__Extrait retenu__:
........

La contrainte budgétaire qui pèse par exemple sur les secteurs de l'éducation et de la santé inquiète de nombreux bénéficiaires dans la zone francophone qui considèrent l'opérateur français comme un partenaire historique ayant la connaissance nécessaire pour accompagner la modernisation des systèmes sectoriels nationaux. Cette situation prive la France des avantages comparatifs de l'aide bilatérale qui résident dans une expertise sectorielle forte, une capacité d'innovation, une réactivité et une flexibilité élevées. Elle réduit également les leviers d'influence français au niveau multilatéral. Comme le souligne le document cadre « l'influence sur les niveaux européen et multilatéral dépend d'une capacité propre, financière et opérationnelle, en bilatéral ».

Les évaluations disponibles sur le rôle de la France dans la programmation des organisations multilatérales et européennes laissent en effet penser que l'influence française dans ces instances passe aussi par des crédits bilatéraux préservés qui garantissent à la France une expertise sectorielle forte.

Votre commission estime que le redressement des crédits bilatéraux français constitue un préalable incontournable à la crédibilité de sa politique de coopération.

Votre commission juge en conséquence que le document-cadre doit se fixer comme objectif la restauration d'une capacité d'aide bilatérale.

........

__Tâches à réaliser__:
(a) Résumez l'extrait sur l'aide bilatérale française en deux phrases.
(b) Reprenez à l'identique tout ce qui va de « Votre commission estime » jusqu'à « capacité d'aide bilatérale. » dans l'extrait sur l'aide bilatérale française.

__Informations extraites__:
........

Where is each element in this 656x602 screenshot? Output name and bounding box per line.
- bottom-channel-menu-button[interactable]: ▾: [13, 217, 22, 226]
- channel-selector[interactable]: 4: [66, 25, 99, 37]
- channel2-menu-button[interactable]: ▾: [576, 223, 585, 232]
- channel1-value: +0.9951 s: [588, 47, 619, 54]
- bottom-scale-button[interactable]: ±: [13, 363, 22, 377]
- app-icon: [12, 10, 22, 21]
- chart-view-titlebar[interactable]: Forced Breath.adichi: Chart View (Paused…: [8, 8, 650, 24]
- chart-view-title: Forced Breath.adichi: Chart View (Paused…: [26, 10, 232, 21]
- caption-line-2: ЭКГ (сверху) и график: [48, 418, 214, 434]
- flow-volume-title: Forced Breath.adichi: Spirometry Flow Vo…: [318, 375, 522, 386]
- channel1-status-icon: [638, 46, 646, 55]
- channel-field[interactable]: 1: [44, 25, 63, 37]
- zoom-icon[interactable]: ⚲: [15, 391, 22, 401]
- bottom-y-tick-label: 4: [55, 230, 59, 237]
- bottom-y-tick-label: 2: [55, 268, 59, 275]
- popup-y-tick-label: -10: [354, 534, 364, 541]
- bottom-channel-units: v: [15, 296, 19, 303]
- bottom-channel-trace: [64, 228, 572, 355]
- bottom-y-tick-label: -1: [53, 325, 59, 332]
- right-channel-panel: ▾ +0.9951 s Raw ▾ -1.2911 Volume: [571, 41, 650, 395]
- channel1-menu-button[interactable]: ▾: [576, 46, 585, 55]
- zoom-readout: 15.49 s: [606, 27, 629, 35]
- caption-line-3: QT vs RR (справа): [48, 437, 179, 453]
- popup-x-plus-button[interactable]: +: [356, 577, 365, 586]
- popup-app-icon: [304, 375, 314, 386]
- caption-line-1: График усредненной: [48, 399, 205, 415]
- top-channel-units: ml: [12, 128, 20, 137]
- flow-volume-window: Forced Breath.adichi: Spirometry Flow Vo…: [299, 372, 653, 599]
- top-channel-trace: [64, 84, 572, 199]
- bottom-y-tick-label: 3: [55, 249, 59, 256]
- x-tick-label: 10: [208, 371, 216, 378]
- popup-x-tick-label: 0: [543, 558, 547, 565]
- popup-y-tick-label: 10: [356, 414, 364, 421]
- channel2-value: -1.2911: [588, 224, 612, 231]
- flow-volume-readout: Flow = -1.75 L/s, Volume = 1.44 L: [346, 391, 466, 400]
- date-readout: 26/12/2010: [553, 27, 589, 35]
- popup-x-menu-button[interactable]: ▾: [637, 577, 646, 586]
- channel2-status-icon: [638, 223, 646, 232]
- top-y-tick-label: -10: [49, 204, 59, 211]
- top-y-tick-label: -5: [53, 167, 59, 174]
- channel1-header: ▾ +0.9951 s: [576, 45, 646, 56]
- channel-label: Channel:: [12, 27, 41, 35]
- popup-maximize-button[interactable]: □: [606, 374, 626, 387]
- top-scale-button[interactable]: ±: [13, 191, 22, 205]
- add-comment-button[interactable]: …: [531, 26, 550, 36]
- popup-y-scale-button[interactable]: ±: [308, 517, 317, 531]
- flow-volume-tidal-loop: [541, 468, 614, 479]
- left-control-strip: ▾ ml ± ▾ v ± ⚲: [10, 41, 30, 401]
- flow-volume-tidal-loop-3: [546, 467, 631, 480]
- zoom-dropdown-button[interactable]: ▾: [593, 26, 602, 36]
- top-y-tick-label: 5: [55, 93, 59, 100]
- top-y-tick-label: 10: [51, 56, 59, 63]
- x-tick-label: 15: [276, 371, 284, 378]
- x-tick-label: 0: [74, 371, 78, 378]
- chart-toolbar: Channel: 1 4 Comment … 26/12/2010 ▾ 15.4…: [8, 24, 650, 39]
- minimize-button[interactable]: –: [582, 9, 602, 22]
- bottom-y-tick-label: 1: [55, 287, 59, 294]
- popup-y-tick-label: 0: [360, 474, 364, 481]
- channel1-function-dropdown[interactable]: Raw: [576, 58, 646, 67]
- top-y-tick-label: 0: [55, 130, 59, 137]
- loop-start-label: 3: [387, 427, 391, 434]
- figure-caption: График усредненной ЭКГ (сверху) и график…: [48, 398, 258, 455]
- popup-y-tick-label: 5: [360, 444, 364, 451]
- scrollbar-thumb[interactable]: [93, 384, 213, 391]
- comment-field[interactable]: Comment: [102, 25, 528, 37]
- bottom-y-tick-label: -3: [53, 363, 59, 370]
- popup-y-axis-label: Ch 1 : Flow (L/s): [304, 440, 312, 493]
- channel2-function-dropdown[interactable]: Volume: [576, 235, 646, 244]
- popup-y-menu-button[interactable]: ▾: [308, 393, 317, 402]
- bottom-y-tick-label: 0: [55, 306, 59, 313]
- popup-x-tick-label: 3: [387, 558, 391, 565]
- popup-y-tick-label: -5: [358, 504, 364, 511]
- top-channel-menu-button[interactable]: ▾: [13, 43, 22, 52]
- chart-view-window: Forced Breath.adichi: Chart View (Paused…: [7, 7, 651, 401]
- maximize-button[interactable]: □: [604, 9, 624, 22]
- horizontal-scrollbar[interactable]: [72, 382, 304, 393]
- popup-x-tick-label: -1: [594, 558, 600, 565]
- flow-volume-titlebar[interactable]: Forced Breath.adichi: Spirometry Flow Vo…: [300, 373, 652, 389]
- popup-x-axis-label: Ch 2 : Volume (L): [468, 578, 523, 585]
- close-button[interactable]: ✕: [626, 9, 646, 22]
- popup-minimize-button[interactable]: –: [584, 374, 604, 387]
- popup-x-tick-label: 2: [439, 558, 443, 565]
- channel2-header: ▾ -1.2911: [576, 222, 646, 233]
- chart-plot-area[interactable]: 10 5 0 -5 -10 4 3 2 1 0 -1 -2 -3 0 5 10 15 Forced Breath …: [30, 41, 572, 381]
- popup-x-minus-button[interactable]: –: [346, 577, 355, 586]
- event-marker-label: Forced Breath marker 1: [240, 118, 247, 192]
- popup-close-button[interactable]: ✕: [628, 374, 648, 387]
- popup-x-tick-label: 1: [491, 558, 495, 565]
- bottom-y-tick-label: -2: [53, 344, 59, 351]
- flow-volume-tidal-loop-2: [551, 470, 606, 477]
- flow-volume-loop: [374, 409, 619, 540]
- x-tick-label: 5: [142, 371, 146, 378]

........

__Réponses aux tâches__:
(a) La contrainte budgétaire qui pèse sur des secteurs comme l'éducation et la santé inquiète de nombreux bénéficiaires francophones, prive la France des avantages comparatifs de l'aide bilatérale et réduit ses leviers d'influence au niveau multilatéral. La commission juge donc le redressement des crédits bilatéraux indispensable à la crédibilité de la politique de coopération et demande que le document-cadre vise la restauration d'une capacité d'aide bilatérale.

(b)
Votre commission estime que le redressement des crédits bilatéraux français constitue un préalable incontournable à la crédibilité de sa politique de coopération.

Votre commission juge en conséquence que le document-cadre doit se fixer comme objectif la restauration d'une capacité d'aide bilatérale.